**Ejercicio propuesto**
Imprime, sin alterar nada, el fragmento del texto mostrado que se abre con las palabras que contienen "Por tanto, parafraseando" y se cierra con "por parte otros.".

**Texto mostrado**

::::::

La lista para pensar otros relatos sobre el mundo es interminable: el transnacionalismo literario que practica la filósofa india Gayatri Spivak; el mural agrietado de las experiencias culturales en tránsito que rastrea Homi Bhaba; la “negritud” de Aimé Cesaire; el pensamiento-mundo que invoca el filósofo africano Achille Mbembe; el cosmopolitismo crítico de Arjun Appadurai, Dipesh Chakrabarty o Walter Mignolo; la mujer que no es «uno» de Luce Irigaray; ls cíborg o la testigo modesta de Donna Haraway; la nueva Medusa de Helene Cixous; la artivista de Chela Sandoval y Guisella de la Torre; la nueva mestiza de Gloria Anzaldúa; la indígena de Rita Segato; la sujeto nómada de Rosi Braidotti; las chicas malas de las Riot Grrrls; la punk women de las Pussy Riot; las extranjeros de sí mismas de Júlia Kristeva o la precaria de Judith Butler. Porque pensar a contrapelo, como diría Walter Benjamin, supone desplazar el sentido, remover las convicciones pensando desde otros tiempos, lugares y voces, muchas de ellas conocidas y otras tanta silenciadas, pero que, interpelando nuestra supremacía, reclaman su derecho a la palabra.
Por tanto, parafraseando a Jacques Derrida y su Mal de archivo. Una impresión freudiana, la cuestión del archivo no es una cuestión de pasado sino asunto de futuro. Podríamos también referirnos a la colección de un museo. Construir una colección sería también una cuestión política para pensar el patrimonio como bien común. No es posible hablar de patrimonio sin entender que este se halla inmerso en una estructura de poder determinada, que puede ser causa de desigualdad y opresión de unos grupos sociales por parte otros.

::::::

**Líneas de datos**
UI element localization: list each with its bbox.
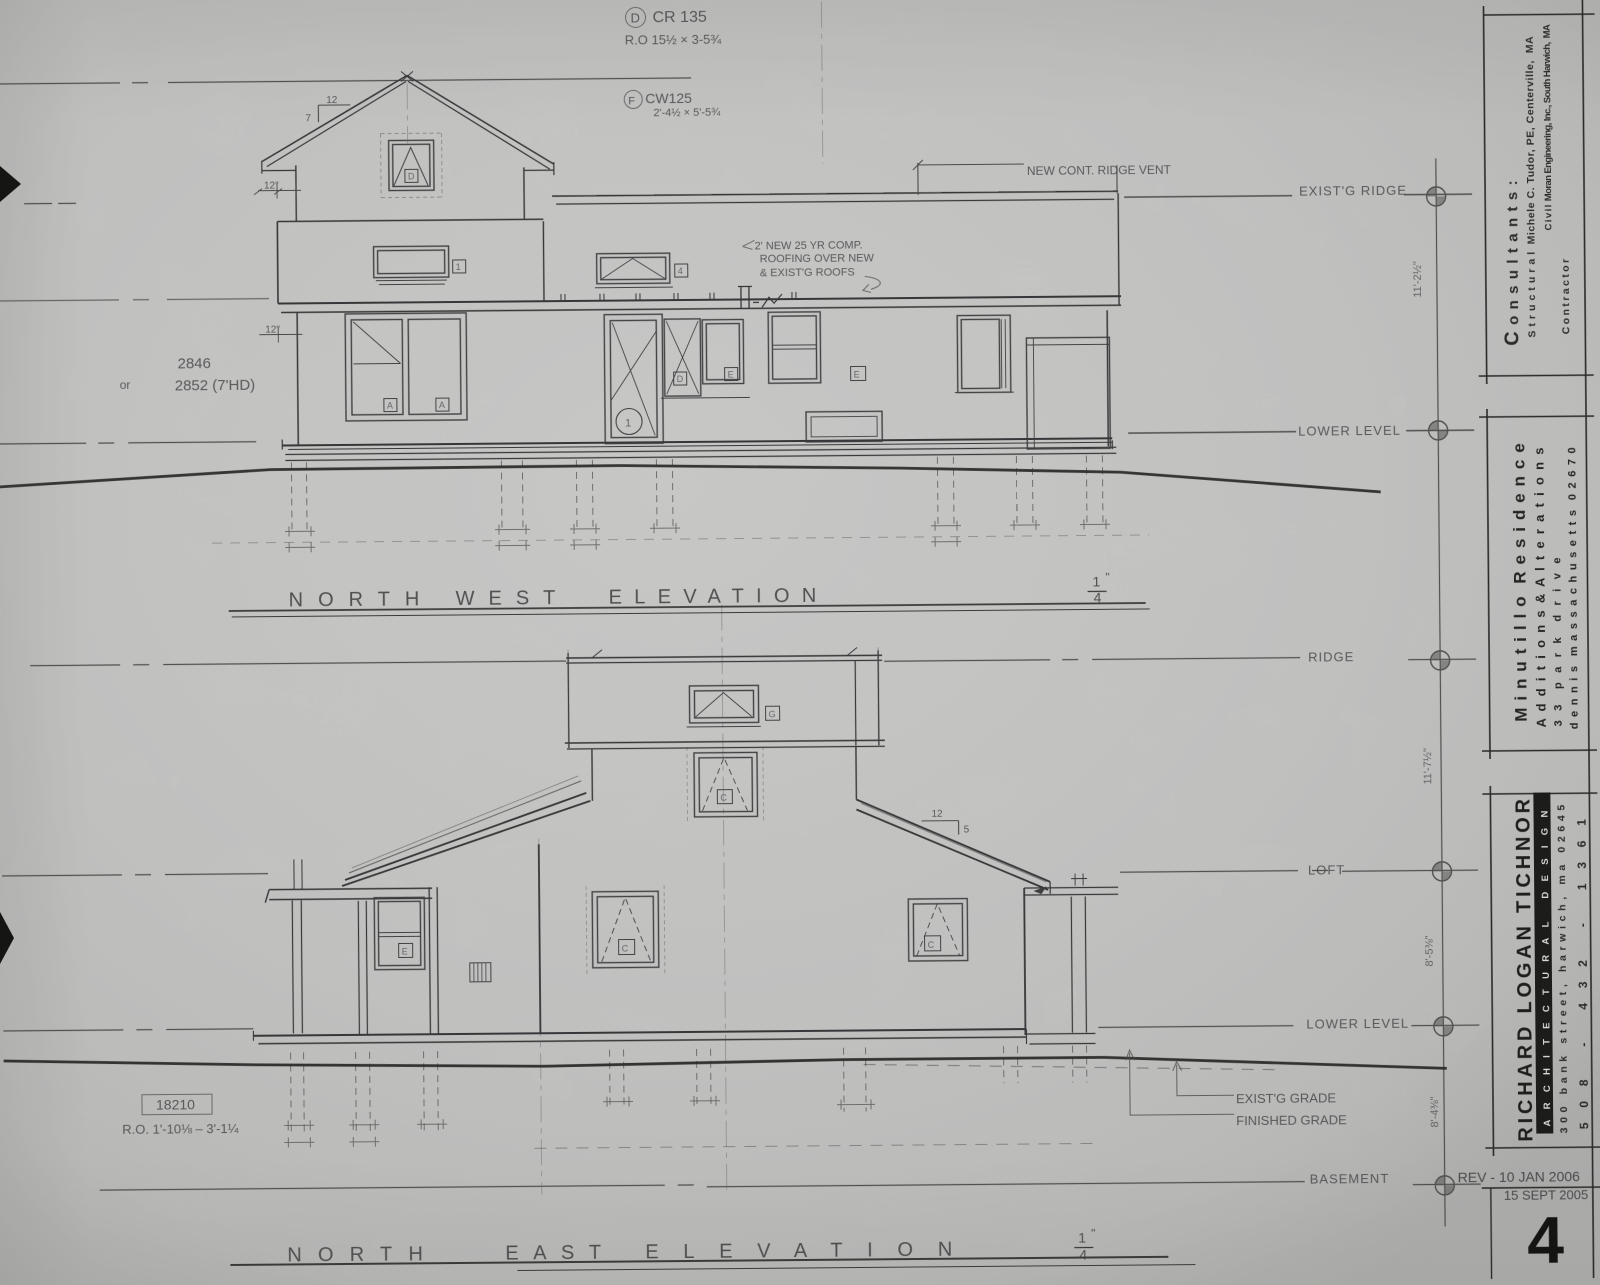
svg-text:LOWER LEVEL: LOWER LEVEL [1306, 1016, 1409, 1032]
svg-text:R.O. 1'-10⅛ – 3'-1¼: R.O. 1'-10⅛ – 3'-1¼ [122, 1121, 239, 1137]
svg-text:NEW CONT. RIDGE VENT: NEW CONT. RIDGE VENT [1027, 163, 1172, 178]
svg-text:12: 12 [931, 809, 943, 820]
svg-text:1: 1 [1092, 573, 1100, 589]
svg-text:EXIST'G GRADE: EXIST'G GRADE [1236, 1090, 1336, 1106]
svg-text:8'-5⅜": 8'-5⅜" [1424, 935, 1436, 966]
svg-text:12": 12" [264, 181, 279, 192]
svg-text:2' NEW 25 YR COMP.: 2' NEW 25 YR COMP. [754, 239, 862, 252]
svg-text:A: A [439, 400, 445, 410]
svg-text:7: 7 [305, 113, 311, 124]
svg-text:2'-4½ × 5'-5¾: 2'-4½ × 5'-5¾ [653, 107, 721, 120]
svg-text:12: 12 [326, 95, 338, 106]
svg-text:C: C [720, 793, 727, 803]
svg-text:E: E [854, 369, 860, 379]
svg-text:E: E [728, 370, 734, 380]
svg-text:& EXIST'G ROOFS: & EXIST'G ROOFS [760, 267, 855, 280]
svg-text:4: 4 [1527, 1202, 1565, 1276]
svg-text:12": 12" [265, 325, 280, 336]
svg-text:C: C [622, 944, 629, 954]
svg-text:LOFT: LOFT [1308, 862, 1345, 877]
svg-text:D: D [630, 10, 640, 25]
svg-text:RIDGE: RIDGE [1308, 649, 1354, 664]
svg-text:d e n n i s m a s s a c h u s: d e n n i s m a s s a c h u s e t t s 0 … [1566, 446, 1580, 729]
svg-text:ELEVATION: ELEVATION [609, 585, 829, 609]
svg-text:R.O 15½ × 3-5¾: R.O 15½ × 3-5¾ [625, 32, 722, 48]
svg-text:1: 1 [625, 417, 631, 429]
svg-text:or: or [120, 378, 131, 392]
svg-text:C i v i l Moran Engineering,: C i v i l Moran Engineering, Inc., South… [1542, 24, 1555, 230]
svg-text:FINISHED GRADE: FINISHED GRADE [1236, 1112, 1347, 1128]
svg-text:508 - 432 - 1361: 508 - 432 - 1361 [1574, 804, 1591, 1129]
svg-text:1: 1 [456, 262, 461, 272]
svg-text:RICHARD LOGAN TICHNOR: RICHARD LOGAN TICHNOR [1512, 795, 1537, 1142]
svg-text:8'-4⅜": 8'-4⅜" [1429, 1096, 1441, 1127]
svg-text:C: C [928, 940, 935, 950]
svg-text:G: G [769, 709, 776, 719]
svg-text:11'-7½": 11'-7½" [1422, 748, 1434, 785]
svg-text:3 3 p a r k d r i v e: 3 3 p a r k d r i v e [1551, 554, 1565, 726]
svg-text:CR 135: CR 135 [652, 9, 706, 26]
svg-text:NORTH: NORTH [289, 588, 435, 611]
svg-text:ROOFING OVER NEW: ROOFING OVER NEW [760, 252, 875, 265]
svg-text:BASEMENT: BASEMENT [1310, 1171, 1390, 1187]
svg-text:1: 1 [1078, 1230, 1086, 1246]
svg-text:E: E [402, 946, 408, 956]
svg-text:A d d i t i o n s & A l t e r: A d d i t i o n s & A l t e r a t i o n … [1531, 446, 1548, 728]
svg-text:4: 4 [1079, 1247, 1087, 1263]
svg-text:F: F [628, 95, 635, 107]
svg-text:CW125: CW125 [645, 90, 692, 106]
svg-text:11'-2½": 11'-2½" [1412, 261, 1424, 298]
svg-text:": " [1105, 570, 1109, 584]
svg-text:M i n u t i l l o R e s i d e: M i n u t i l l o R e s i d e n c e [1509, 442, 1530, 722]
svg-text:D: D [408, 171, 415, 181]
svg-text:2852 (7'HD): 2852 (7'HD) [175, 377, 256, 395]
svg-text:C o n t r a c t o r: C o n t r a c t o r [1560, 259, 1573, 334]
svg-text:5: 5 [964, 825, 970, 836]
svg-text:WEST: WEST [456, 587, 570, 610]
svg-text:18210: 18210 [156, 1096, 195, 1112]
svg-text:15 SEPT 2005: 15 SEPT 2005 [1504, 1187, 1588, 1203]
svg-text:D: D [677, 374, 684, 384]
svg-text:": " [1091, 1226, 1095, 1240]
svg-text:A: A [387, 401, 393, 411]
svg-text:2846: 2846 [177, 355, 211, 372]
svg-text:4: 4 [678, 266, 683, 276]
svg-text:LOWER LEVEL: LOWER LEVEL [1298, 423, 1401, 439]
svg-text:REV - 10 JAN 2006: REV - 10 JAN 2006 [1458, 1168, 1581, 1185]
svg-text:EXIST'G RIDGE: EXIST'G RIDGE [1299, 183, 1407, 199]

::::::

**Ejercicio resuelto**
Por tanto, parafraseando a Jacques Derrida y su Mal de archivo. Una impresión freudiana, la cuestión del archivo no es una cuestión de pasado sino asunto de futuro. Podríamos también referirnos a la colección de un museo. Construir una colección sería también una cuestión política para pensar el patrimonio como bien común. No es posible hablar de patrimonio sin entender que este se halla inmerso en una estructura de poder determinada, que puede ser causa de desigualdad y opresión de unos grupos sociales por parte otros.